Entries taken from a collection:
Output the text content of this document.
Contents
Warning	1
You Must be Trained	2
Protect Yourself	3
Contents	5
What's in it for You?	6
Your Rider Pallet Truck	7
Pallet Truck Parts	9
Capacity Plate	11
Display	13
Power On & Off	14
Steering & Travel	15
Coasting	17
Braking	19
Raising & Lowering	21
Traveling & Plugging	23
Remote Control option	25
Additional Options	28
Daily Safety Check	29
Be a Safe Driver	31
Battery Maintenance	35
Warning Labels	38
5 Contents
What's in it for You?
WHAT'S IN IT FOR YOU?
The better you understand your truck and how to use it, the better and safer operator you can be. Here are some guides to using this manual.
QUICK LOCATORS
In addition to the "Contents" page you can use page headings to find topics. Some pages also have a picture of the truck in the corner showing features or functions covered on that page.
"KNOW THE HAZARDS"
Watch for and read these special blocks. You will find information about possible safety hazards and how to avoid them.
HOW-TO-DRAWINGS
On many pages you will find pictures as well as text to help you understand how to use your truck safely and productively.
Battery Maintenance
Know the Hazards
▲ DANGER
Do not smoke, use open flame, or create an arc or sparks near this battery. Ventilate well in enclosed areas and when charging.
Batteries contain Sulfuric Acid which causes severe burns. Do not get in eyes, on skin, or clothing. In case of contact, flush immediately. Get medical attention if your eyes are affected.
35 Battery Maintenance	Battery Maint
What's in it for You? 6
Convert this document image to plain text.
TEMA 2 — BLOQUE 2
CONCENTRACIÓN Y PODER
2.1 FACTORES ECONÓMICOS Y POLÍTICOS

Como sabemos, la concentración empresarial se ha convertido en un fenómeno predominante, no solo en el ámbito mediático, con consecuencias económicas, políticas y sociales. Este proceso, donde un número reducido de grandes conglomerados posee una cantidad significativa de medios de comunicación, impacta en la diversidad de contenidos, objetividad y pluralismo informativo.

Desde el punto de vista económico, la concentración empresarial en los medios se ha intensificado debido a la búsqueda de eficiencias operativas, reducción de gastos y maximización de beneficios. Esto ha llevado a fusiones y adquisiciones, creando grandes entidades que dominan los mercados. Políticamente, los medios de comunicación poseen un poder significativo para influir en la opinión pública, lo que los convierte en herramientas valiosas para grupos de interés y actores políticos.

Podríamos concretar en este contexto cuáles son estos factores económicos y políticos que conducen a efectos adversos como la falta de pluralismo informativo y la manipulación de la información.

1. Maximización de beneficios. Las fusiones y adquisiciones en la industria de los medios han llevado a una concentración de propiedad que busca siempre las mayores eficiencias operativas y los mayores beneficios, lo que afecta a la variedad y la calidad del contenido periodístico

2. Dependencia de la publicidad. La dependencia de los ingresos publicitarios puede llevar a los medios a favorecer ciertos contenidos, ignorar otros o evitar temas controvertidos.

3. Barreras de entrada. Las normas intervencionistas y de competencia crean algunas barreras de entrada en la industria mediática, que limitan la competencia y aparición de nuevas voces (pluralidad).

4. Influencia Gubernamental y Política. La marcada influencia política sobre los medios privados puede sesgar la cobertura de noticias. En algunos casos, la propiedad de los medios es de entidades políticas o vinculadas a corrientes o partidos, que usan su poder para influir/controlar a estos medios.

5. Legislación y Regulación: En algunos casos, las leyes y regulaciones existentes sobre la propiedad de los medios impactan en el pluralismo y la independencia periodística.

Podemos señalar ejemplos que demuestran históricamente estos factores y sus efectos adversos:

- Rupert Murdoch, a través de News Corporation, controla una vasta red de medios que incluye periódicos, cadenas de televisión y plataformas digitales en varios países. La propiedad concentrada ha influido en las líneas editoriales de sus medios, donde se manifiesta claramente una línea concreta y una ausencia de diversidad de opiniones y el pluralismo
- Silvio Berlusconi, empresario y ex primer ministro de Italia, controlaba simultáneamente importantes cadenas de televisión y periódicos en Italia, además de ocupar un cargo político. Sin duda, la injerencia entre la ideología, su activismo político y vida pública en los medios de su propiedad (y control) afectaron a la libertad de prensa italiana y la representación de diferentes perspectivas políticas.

→ **Instruction**: Print the material verbatim, all of it.

→ **Task answer**:
Output the text content of this document.
Contents
Warning	1
You Must be Trained	2
Protect Yourself	3
Contents	5
What's in it for You?	6
Your Rider Pallet Truck	7
Pallet Truck Parts	9
Capacity Plate	11
Display	13
Power On & Off	14
Steering & Travel	15
Coasting	17
Braking	19
Raising & Lowering	21
Traveling & Plugging	23
Remote Control option	25
Additional Options	28
Daily Safety Check	29
Be a Safe Driver	31
Battery Maintenance	35
Warning Labels	38
5 Contents
What's in it for You?
WHAT'S IN IT FOR YOU?
The better you understand your truck and how to use it, the better and safer operator you can be. Here are some guides to using this manual.
QUICK LOCATORS
In addition to the "Contents" page you can use page headings to find topics. Some pages also have a picture of the truck in the corner showing features or functions covered on that page.
"KNOW THE HAZARDS"
Watch for and read these special blocks. You will find information about possible safety hazards and how to avoid them.
HOW-TO-DRAWINGS
On many pages you will find pictures as well as text to help you understand how to use your truck safely and productively.
Battery Maintenance
Know the Hazards
▲ DANGER
Do not smoke, use open flame, or create an arc or sparks near this battery. Ventilate well in enclosed areas and when charging.
Batteries contain Sulfuric Acid which causes severe burns. Do not get in eyes, on skin, or clothing. In case of contact, flush immediately. Get medical attention if your eyes are affected.
35 Battery Maintenance	Battery Maint
What's in it for You? 6
Convert this document image to plain text.
TEMA 2 — BLOQUE 2
CONCENTRACIÓN Y PODER
2.1 FACTORES ECONÓMICOS Y POLÍTICOS

Como sabemos, la concentración empresarial se ha convertido en un fenómeno predominante, no solo en el ámbito mediático, con consecuencias económicas, políticas y sociales. Este proceso, donde un número reducido de grandes conglomerados posee una cantidad significativa de medios de comunicación, impacta en la diversidad de contenidos, objetividad y pluralismo informativo.

Desde el punto de vista económico, la concentración empresarial en los medios se ha intensificado debido a la búsqueda de eficiencias operativas, reducción de gastos y maximización de beneficios. Esto ha llevado a fusiones y adquisiciones, creando grandes entidades que dominan los mercados. Políticamente, los medios de comunicación poseen un poder significativo para influir en la opinión pública, lo que los convierte en herramientas valiosas para grupos de interés y actores políticos.

Podríamos concretar en este contexto cuáles son estos factores económicos y políticos que conducen a efectos adversos como la falta de pluralismo informativo y la manipulación de la información.

1. Maximización de beneficios. Las fusiones y adquisiciones en la industria de los medios han llevado a una concentración de propiedad que busca siempre las mayores eficiencias operativas y los mayores beneficios, lo que afecta a la variedad y la calidad del contenido periodístico

2. Dependencia de la publicidad. La dependencia de los ingresos publicitarios puede llevar a los medios a favorecer ciertos contenidos, ignorar otros o evitar temas controvertidos.

3. Barreras de entrada. Las normas intervencionistas y de competencia crean algunas barreras de entrada en la industria mediática, que limitan la competencia y aparición de nuevas voces (pluralidad).

4. Influencia Gubernamental y Política. La marcada influencia política sobre los medios privados puede sesgar la cobertura de noticias. En algunos casos, la propiedad de los medios es de entidades políticas o vinculadas a corrientes o partidos, que usan su poder para influir/controlar a estos medios.

5. Legislación y Regulación: En algunos casos, las leyes y regulaciones existentes sobre la propiedad de los medios impactan en el pluralismo y la independencia periodística.

Podemos señalar ejemplos que demuestran históricamente estos factores y sus efectos adversos:

- Rupert Murdoch, a través de News Corporation, controla una vasta red de medios que incluye periódicos, cadenas de televisión y plataformas digitales en varios países. La propiedad concentrada ha influido en las líneas editoriales de sus medios, donde se manifiesta claramente una línea concreta y una ausencia de diversidad de opiniones y el pluralismo
- Silvio Berlusconi, empresario y ex primer ministro de Italia, controlaba simultáneamente importantes cadenas de televisión y periódicos en Italia, además de ocupar un cargo político. Sin duda, la injerencia entre la ideología, su activismo político y vida pública en los medios de su propiedad (y control) afectaron a la libertad de prensa italiana y la representación de diferentes perspectivas políticas.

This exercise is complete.